(Recorded data)
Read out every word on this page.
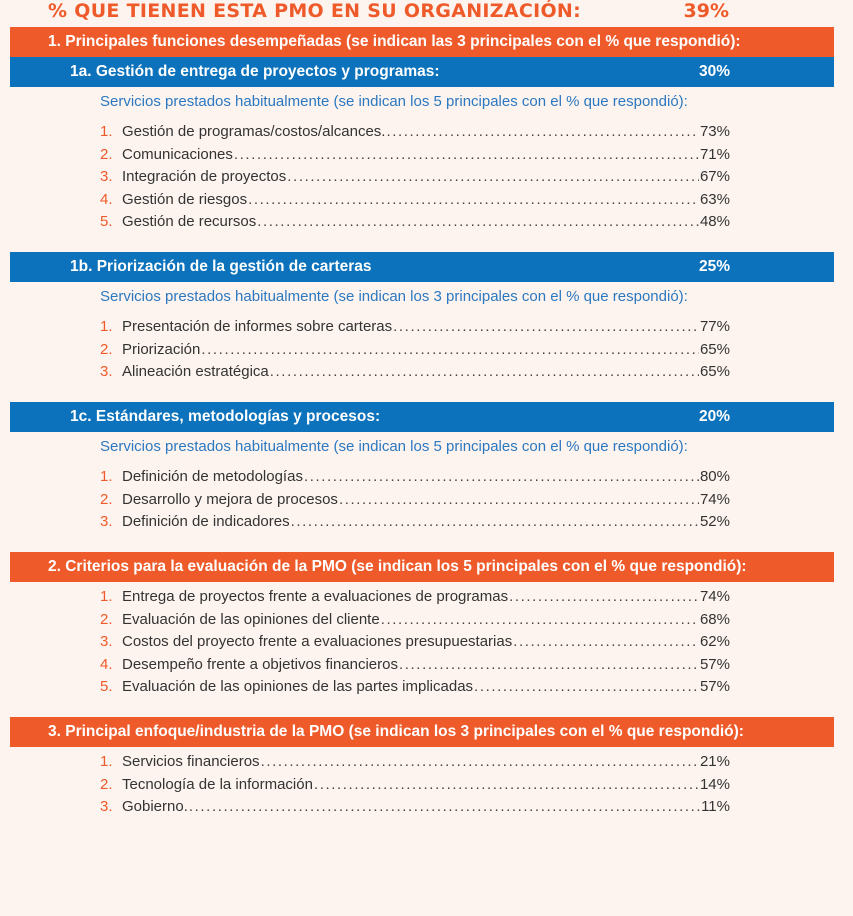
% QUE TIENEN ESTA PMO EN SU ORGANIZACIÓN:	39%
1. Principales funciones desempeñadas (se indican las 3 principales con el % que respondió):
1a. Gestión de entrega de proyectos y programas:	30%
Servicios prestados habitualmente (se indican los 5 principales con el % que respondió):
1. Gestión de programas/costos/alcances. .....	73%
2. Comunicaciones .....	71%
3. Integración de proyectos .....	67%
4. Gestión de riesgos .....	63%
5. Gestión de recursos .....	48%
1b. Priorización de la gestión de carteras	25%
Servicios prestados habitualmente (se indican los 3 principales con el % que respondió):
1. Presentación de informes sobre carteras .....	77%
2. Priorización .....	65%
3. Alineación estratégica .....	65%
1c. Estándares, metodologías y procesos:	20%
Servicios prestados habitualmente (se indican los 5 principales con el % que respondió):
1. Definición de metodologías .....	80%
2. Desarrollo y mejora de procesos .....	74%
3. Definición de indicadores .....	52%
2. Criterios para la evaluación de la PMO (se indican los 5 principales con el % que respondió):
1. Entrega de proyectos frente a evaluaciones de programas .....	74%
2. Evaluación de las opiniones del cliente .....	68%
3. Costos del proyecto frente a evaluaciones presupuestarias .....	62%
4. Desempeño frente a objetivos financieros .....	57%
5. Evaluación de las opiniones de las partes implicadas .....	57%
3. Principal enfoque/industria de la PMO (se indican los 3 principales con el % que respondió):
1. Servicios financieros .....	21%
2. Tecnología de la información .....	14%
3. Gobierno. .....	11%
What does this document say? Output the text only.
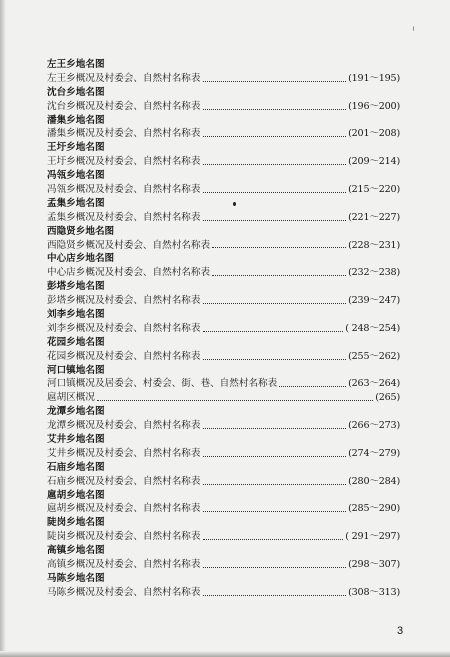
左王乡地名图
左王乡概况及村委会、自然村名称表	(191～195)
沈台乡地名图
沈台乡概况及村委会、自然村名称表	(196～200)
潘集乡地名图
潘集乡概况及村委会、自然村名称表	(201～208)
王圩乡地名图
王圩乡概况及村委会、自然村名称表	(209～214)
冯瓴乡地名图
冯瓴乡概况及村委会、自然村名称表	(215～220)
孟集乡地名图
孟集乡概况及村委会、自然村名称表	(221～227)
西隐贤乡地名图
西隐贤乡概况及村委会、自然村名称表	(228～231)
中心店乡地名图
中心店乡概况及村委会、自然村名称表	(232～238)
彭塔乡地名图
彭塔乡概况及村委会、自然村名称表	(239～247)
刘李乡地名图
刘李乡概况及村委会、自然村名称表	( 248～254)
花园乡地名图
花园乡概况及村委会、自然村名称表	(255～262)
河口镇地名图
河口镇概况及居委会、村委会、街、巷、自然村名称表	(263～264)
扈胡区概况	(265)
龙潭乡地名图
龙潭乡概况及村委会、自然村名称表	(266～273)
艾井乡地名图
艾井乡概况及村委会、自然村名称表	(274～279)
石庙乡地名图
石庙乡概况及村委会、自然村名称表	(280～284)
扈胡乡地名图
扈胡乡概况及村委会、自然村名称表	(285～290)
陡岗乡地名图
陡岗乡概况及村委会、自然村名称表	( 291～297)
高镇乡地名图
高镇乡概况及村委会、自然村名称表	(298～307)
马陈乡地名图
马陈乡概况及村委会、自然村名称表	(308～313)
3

**EXERCISE DIRECTIONS**
Which lines include "opiniones"? Copy each of them out.

**THE REPLY**
2. Evaluación de las opiniones del cliente .....	68%
5. Evaluación de las opiniones de las partes implicadas .....	57%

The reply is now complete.